* _SHORT PROBLEM_
Identify each line below that contains the word "JSON", and copy it out.

=-=-=

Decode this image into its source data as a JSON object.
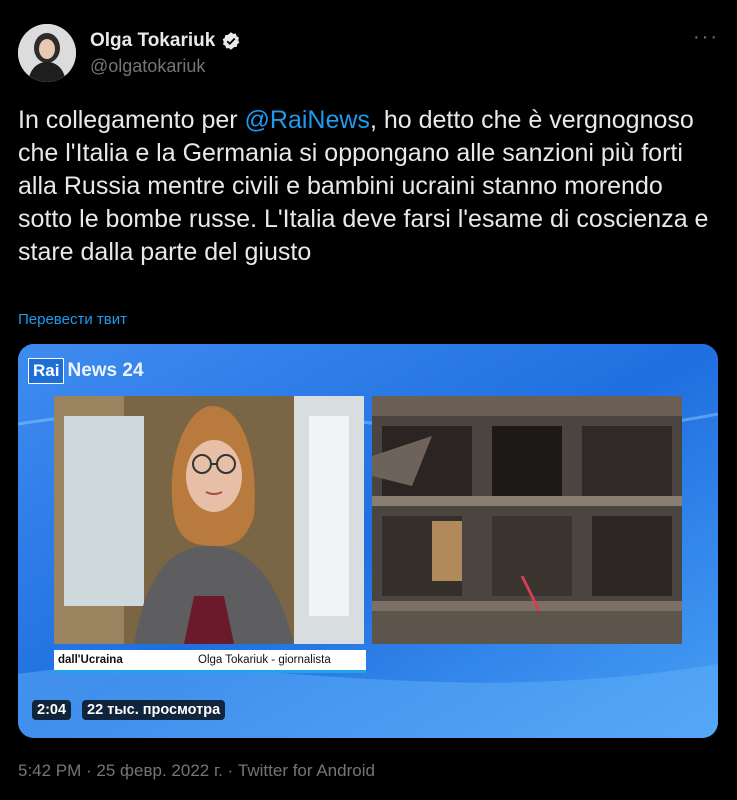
{
  "author": {
    "name": "Olga Tokariuk",
    "handle": "@olgatokariuk"
  },
  "more_icon": "more-horizontal-icon",
  "tweet": {
    "text_before": "In collegamento per ",
    "mention": "@RaiNews",
    "text_after": ", ho detto che è vergnognoso che l'Italia e la Germania si oppongano alle sanzioni più forti alla Russia mentre civili e bambini ucraini stanno morendo sotto le bombe russe. L'Italia deve farsi l'esame di coscienza e stare dalla parte del giusto"
  },
  "translate_label": "Перевести твит",
  "video": {
    "logo_box": "Rai",
    "logo_text": "News 24",
    "lower_third_place": "dall'Ucraina",
    "lower_third_name": "Olga Tokariuk - giornalista",
    "duration": "2:04",
    "views": "22 тыс. просмотра"
  },
  "footer": "5:42 PM · 25 февр. 2022 г. · Twitter for Android",
  "colors": {
    "background": "#000000",
    "text": "#e7e9ea",
    "muted": "#71767b",
    "link": "#1d9bf0"
  }
}
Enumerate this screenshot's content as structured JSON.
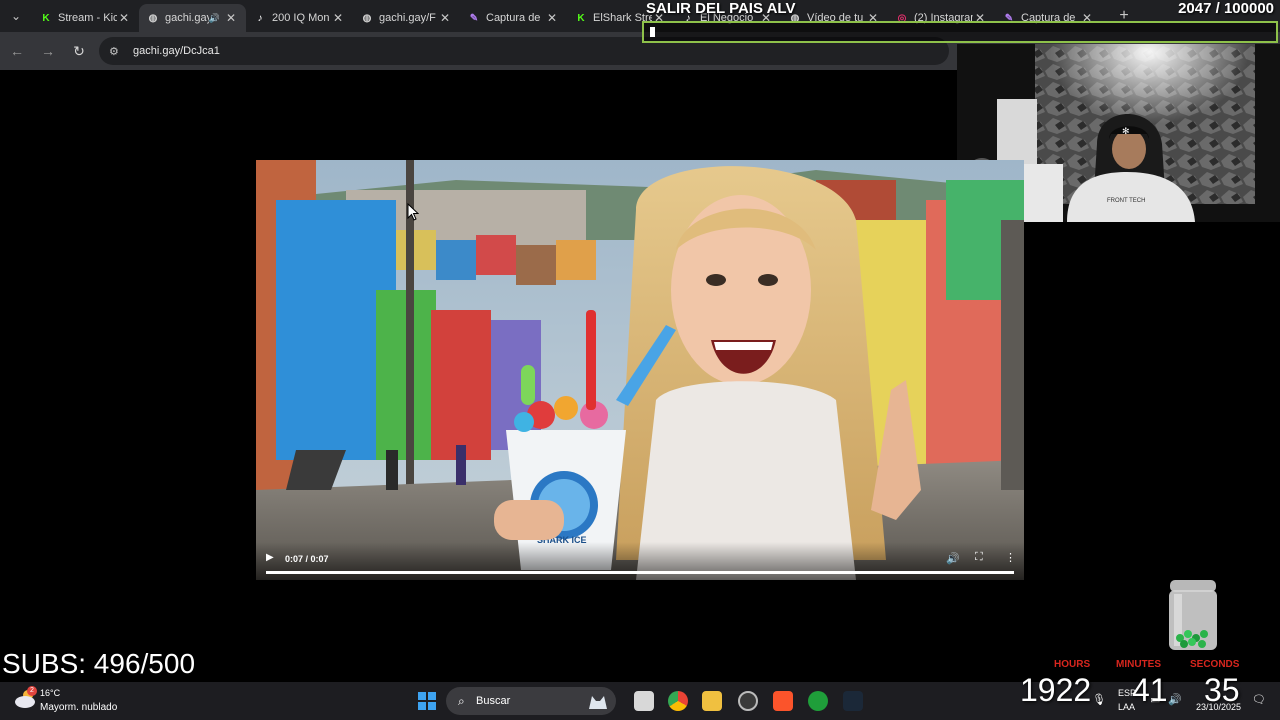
{
  "browser": {
    "tabs": [
      {
        "title": "Stream - Kick",
        "favicon": "kick-icon"
      },
      {
        "title": "gachi.gay",
        "favicon": "globe-icon",
        "active": true
      },
      {
        "title": "200 IQ Mon",
        "favicon": "tiktok-icon"
      },
      {
        "title": "gachi.gay/F",
        "favicon": "globe-icon"
      },
      {
        "title": "Captura de",
        "favicon": "pen-icon"
      },
      {
        "title": "ElShark Stre",
        "favicon": "kick-icon"
      },
      {
        "title": "El Negocio",
        "favicon": "tiktok-icon"
      },
      {
        "title": "Vídeo de tu",
        "favicon": "globe-icon"
      },
      {
        "title": "(2) Instagram",
        "favicon": "instagram-icon"
      },
      {
        "title": "Captura de",
        "favicon": "pen-icon"
      }
    ],
    "address": "gachi.gay/DcJca1"
  },
  "overlay": {
    "title": "SALIR DEL PAIS ALV",
    "count": "2047",
    "goal": "/ 100000"
  },
  "video": {
    "time": "0:07 / 0:07",
    "progress": 1.0,
    "cup_text": "SHARK ICE"
  },
  "subs": "SUBS: 496/500",
  "countdown": {
    "hours_label": "HOURS",
    "minutes_label": "MINUTES",
    "seconds_label": "SECONDS",
    "hours": "1922",
    "minutes": "41",
    "seconds": "35"
  },
  "taskbar": {
    "weather_temp": "16°C",
    "weather_desc": "Mayorm. nublado",
    "weather_badge": "2",
    "search_label": "Buscar",
    "lang": "ESP",
    "lang2": "LAA",
    "date": "23/10/2025"
  },
  "colors": {
    "accent_green": "#53fc18",
    "timer_label": "#d8261e",
    "overlay_border": "#8ec14a"
  }
}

=-=-=

* _WORKED ANSWER_
Decode this image into its source data as a JSON object.
Enumerate this screenshot's content as structured JSON.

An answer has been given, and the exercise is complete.